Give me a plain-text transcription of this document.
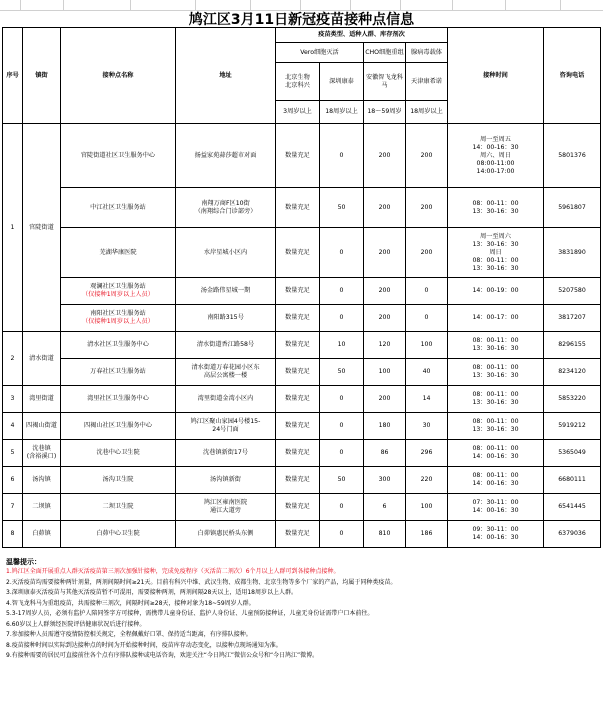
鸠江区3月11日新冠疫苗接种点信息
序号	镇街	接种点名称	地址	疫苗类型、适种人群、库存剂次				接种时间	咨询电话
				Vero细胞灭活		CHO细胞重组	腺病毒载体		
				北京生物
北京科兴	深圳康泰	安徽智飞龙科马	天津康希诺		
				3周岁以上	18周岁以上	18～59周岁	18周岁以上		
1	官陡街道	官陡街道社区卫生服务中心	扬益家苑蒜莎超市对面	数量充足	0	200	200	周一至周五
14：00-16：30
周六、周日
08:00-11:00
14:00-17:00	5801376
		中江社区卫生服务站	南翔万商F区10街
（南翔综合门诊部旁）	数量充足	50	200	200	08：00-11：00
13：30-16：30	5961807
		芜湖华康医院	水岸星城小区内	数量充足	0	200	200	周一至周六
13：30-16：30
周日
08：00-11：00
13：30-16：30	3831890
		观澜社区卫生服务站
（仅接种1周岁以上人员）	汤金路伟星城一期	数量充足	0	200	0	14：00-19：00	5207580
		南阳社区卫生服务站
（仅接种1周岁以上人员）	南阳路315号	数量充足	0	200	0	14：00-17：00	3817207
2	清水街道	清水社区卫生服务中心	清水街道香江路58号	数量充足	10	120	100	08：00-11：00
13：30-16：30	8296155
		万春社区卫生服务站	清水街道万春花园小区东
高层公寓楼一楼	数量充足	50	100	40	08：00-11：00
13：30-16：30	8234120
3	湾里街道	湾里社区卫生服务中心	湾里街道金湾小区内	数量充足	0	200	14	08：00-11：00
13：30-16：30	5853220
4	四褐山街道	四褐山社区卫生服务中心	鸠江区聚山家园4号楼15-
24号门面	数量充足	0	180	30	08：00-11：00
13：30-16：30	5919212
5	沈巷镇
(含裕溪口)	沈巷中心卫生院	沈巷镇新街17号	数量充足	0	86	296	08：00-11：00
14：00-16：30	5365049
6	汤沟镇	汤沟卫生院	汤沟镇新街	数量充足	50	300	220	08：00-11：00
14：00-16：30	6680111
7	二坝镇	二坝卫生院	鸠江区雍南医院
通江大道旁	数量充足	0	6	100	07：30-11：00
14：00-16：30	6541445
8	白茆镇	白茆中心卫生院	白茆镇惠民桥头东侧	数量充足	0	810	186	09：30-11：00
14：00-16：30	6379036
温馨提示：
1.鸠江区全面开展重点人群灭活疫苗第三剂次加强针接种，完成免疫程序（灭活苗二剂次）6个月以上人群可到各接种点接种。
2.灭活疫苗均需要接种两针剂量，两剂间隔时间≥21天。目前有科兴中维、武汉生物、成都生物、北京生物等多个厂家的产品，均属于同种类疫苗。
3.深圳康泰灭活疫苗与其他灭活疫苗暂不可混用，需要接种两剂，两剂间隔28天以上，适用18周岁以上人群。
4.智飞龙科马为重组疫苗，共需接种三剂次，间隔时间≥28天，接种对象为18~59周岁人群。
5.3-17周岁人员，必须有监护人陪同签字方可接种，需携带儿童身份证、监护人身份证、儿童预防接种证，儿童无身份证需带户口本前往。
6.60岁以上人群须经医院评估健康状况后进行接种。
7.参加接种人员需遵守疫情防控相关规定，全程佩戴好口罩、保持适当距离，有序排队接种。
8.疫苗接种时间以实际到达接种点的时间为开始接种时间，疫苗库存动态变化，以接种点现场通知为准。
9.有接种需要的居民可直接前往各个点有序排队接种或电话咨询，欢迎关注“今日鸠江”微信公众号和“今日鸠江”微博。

= = =

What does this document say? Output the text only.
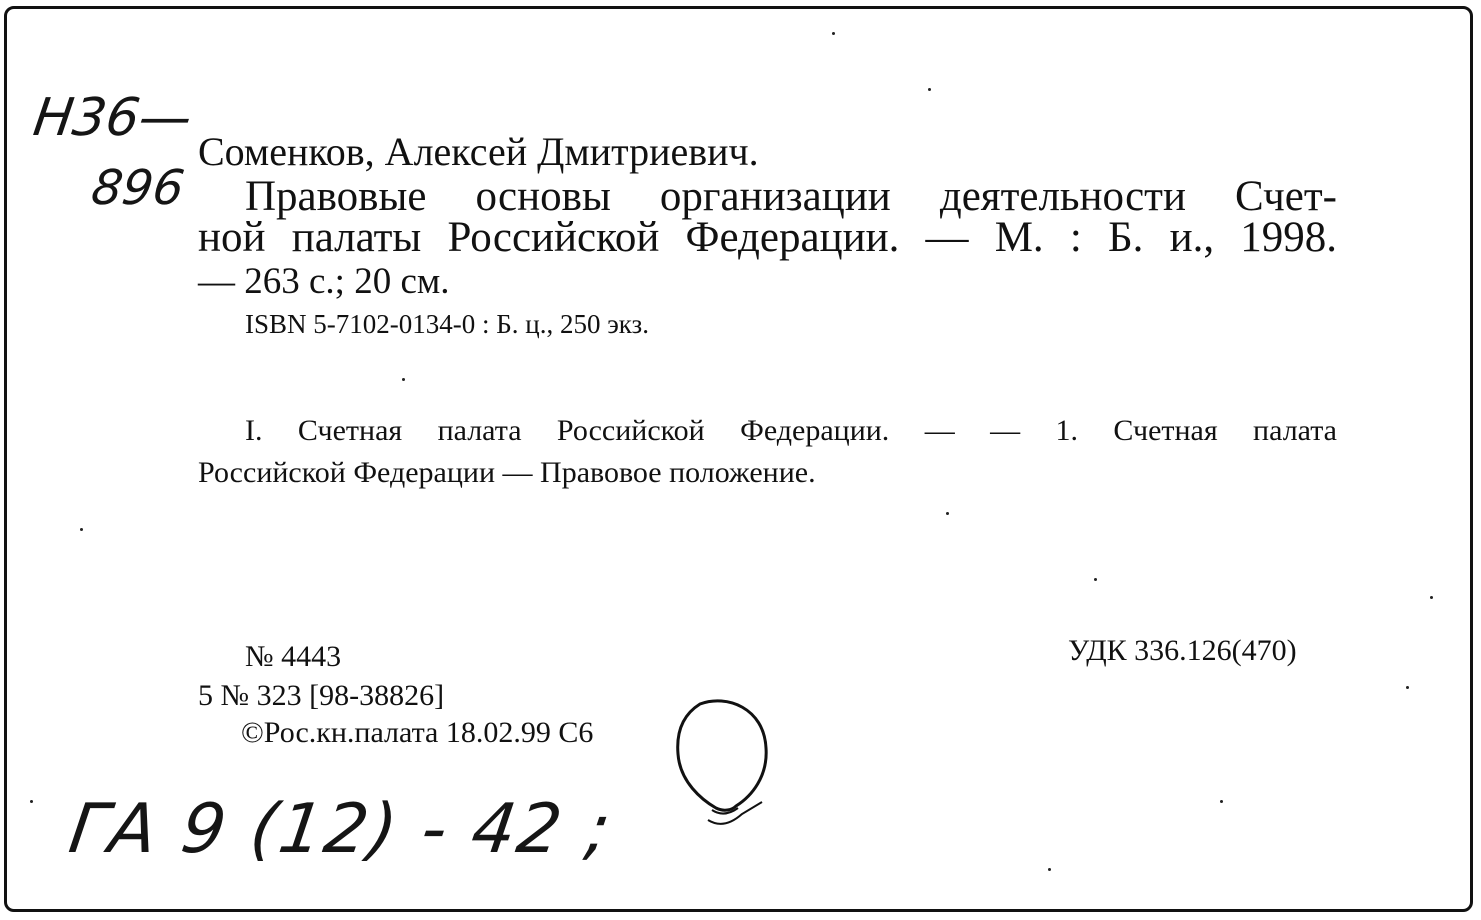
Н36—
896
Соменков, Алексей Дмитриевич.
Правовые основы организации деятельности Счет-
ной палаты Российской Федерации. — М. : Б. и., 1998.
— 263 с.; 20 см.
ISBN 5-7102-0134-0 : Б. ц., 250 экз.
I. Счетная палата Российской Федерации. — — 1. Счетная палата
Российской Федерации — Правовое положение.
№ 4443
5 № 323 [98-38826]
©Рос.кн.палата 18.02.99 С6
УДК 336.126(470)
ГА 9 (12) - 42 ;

= = =

AIM - Only the count is wanted: report how many lines of the material above hold the word "document".

RESULT FOR THIS EXERCISE - 2